What to work on: A faithful transcription of all the data is required.

- - - - - - -

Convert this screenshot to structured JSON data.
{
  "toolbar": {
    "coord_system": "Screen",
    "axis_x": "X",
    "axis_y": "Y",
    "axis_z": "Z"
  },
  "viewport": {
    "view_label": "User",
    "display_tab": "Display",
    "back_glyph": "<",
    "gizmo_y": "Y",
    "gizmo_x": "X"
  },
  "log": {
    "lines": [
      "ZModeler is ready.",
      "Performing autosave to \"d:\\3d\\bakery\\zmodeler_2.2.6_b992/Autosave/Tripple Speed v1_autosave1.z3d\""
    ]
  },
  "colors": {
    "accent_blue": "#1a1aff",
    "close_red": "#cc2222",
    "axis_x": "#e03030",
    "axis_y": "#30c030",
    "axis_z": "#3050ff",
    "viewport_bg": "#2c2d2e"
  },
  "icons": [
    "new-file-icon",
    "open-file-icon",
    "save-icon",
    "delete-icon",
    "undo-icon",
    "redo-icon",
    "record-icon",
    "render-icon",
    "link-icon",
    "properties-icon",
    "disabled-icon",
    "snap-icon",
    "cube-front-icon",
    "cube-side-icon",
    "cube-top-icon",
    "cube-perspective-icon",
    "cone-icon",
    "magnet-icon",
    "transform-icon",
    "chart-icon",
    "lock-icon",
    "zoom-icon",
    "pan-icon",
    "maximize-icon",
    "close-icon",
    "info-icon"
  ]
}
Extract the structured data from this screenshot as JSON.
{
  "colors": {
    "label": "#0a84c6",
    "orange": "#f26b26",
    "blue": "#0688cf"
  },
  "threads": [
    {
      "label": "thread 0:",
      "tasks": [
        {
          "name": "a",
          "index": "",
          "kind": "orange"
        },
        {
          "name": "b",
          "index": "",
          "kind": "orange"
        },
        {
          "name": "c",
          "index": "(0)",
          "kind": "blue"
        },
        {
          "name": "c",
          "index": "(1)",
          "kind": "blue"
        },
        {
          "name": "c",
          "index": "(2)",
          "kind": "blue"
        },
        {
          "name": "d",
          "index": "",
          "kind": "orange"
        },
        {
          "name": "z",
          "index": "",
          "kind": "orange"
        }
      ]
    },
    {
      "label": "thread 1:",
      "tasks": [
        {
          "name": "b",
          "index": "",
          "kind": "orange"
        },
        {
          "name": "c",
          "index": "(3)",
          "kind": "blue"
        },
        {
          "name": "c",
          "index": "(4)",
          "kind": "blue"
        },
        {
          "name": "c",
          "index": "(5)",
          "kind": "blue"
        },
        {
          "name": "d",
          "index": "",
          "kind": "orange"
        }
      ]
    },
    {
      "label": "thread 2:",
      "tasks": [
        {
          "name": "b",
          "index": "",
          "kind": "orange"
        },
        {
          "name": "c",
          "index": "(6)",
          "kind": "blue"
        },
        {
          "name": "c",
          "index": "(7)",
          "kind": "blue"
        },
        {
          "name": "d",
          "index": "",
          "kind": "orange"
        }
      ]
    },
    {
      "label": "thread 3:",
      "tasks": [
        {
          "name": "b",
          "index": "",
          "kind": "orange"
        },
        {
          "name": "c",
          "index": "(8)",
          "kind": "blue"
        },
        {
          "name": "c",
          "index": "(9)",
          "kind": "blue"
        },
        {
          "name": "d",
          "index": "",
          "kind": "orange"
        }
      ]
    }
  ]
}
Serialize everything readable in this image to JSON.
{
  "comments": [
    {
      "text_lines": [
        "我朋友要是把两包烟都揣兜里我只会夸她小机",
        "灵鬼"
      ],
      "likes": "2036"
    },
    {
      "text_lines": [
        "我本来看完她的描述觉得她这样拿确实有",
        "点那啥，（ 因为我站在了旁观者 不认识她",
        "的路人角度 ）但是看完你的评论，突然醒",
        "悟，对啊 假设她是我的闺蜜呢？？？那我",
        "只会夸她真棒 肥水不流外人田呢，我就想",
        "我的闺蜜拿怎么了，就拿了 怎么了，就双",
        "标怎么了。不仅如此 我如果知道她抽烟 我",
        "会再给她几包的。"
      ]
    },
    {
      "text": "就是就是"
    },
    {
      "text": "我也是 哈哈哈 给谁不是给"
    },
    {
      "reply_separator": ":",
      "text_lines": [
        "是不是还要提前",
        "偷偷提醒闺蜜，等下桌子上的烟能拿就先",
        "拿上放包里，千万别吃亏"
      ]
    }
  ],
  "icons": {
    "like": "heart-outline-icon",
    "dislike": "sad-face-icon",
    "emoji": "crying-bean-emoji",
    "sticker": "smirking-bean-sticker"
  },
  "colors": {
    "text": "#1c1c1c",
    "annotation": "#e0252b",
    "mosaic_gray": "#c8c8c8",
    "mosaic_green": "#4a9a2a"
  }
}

- - - - - - -

The result:
Convert this screenshot to structured JSON data.
{
  "toolbar": {
    "coord_system": "Screen",
    "axis_x": "X",
    "axis_y": "Y",
    "axis_z": "Z"
  },
  "viewport": {
    "view_label": "User",
    "display_tab": "Display",
    "back_glyph": "<",
    "gizmo_y": "Y",
    "gizmo_x": "X"
  },
  "log": {
    "lines": [
      "ZModeler is ready.",
      "Performing autosave to \"d:\\3d\\bakery\\zmodeler_2.2.6_b992/Autosave/Tripple Speed v1_autosave1.z3d\""
    ]
  },
  "colors": {
    "accent_blue": "#1a1aff",
    "close_red": "#cc2222",
    "axis_x": "#e03030",
    "axis_y": "#30c030",
    "axis_z": "#3050ff",
    "viewport_bg": "#2c2d2e"
  },
  "icons": [
    "new-file-icon",
    "open-file-icon",
    "save-icon",
    "delete-icon",
    "undo-icon",
    "redo-icon",
    "record-icon",
    "render-icon",
    "link-icon",
    "properties-icon",
    "disabled-icon",
    "snap-icon",
    "cube-front-icon",
    "cube-side-icon",
    "cube-top-icon",
    "cube-perspective-icon",
    "cone-icon",
    "magnet-icon",
    "transform-icon",
    "chart-icon",
    "lock-icon",
    "zoom-icon",
    "pan-icon",
    "maximize-icon",
    "close-icon",
    "info-icon"
  ]
}
Extract the structured data from this screenshot as JSON.
{
  "colors": {
    "label": "#0a84c6",
    "orange": "#f26b26",
    "blue": "#0688cf"
  },
  "threads": [
    {
      "label": "thread 0:",
      "tasks": [
        {
          "name": "a",
          "index": "",
          "kind": "orange"
        },
        {
          "name": "b",
          "index": "",
          "kind": "orange"
        },
        {
          "name": "c",
          "index": "(0)",
          "kind": "blue"
        },
        {
          "name": "c",
          "index": "(1)",
          "kind": "blue"
        },
        {
          "name": "c",
          "index": "(2)",
          "kind": "blue"
        },
        {
          "name": "d",
          "index": "",
          "kind": "orange"
        },
        {
          "name": "z",
          "index": "",
          "kind": "orange"
        }
      ]
    },
    {
      "label": "thread 1:",
      "tasks": [
        {
          "name": "b",
          "index": "",
          "kind": "orange"
        },
        {
          "name": "c",
          "index": "(3)",
          "kind": "blue"
        },
        {
          "name": "c",
          "index": "(4)",
          "kind": "blue"
        },
        {
          "name": "c",
          "index": "(5)",
          "kind": "blue"
        },
        {
          "name": "d",
          "index": "",
          "kind": "orange"
        }
      ]
    },
    {
      "label": "thread 2:",
      "tasks": [
        {
          "name": "b",
          "index": "",
          "kind": "orange"
        },
        {
          "name": "c",
          "index": "(6)",
          "kind": "blue"
        },
        {
          "name": "c",
          "index": "(7)",
          "kind": "blue"
        },
        {
          "name": "d",
          "index": "",
          "kind": "orange"
        }
      ]
    },
    {
      "label": "thread 3:",
      "tasks": [
        {
          "name": "b",
          "index": "",
          "kind": "orange"
        },
        {
          "name": "c",
          "index": "(8)",
          "kind": "blue"
        },
        {
          "name": "c",
          "index": "(9)",
          "kind": "blue"
        },
        {
          "name": "d",
          "index": "",
          "kind": "orange"
        }
      ]
    }
  ]
}
Serialize everything readable in this image to JSON.
{
  "comments": [
    {
      "text_lines": [
        "我朋友要是把两包烟都揣兜里我只会夸她小机",
        "灵鬼"
      ],
      "likes": "2036"
    },
    {
      "text_lines": [
        "我本来看完她的描述觉得她这样拿确实有",
        "点那啥，（ 因为我站在了旁观者 不认识她",
        "的路人角度 ）但是看完你的评论，突然醒",
        "悟，对啊 假设她是我的闺蜜呢？？？那我",
        "只会夸她真棒 肥水不流外人田呢，我就想",
        "我的闺蜜拿怎么了，就拿了 怎么了，就双",
        "标怎么了。不仅如此 我如果知道她抽烟 我",
        "会再给她几包的。"
      ]
    },
    {
      "text": "就是就是"
    },
    {
      "text": "我也是 哈哈哈 给谁不是给"
    },
    {
      "reply_separator": ":",
      "text_lines": [
        "是不是还要提前",
        "偷偷提醒闺蜜，等下桌子上的烟能拿就先",
        "拿上放包里，千万别吃亏"
      ]
    }
  ],
  "icons": {
    "like": "heart-outline-icon",
    "dislike": "sad-face-icon",
    "emoji": "crying-bean-emoji",
    "sticker": "smirking-bean-sticker"
  },
  "colors": {
    "text": "#1c1c1c",
    "annotation": "#e0252b",
    "mosaic_gray": "#c8c8c8",
    "mosaic_green": "#4a9a2a"
  }
}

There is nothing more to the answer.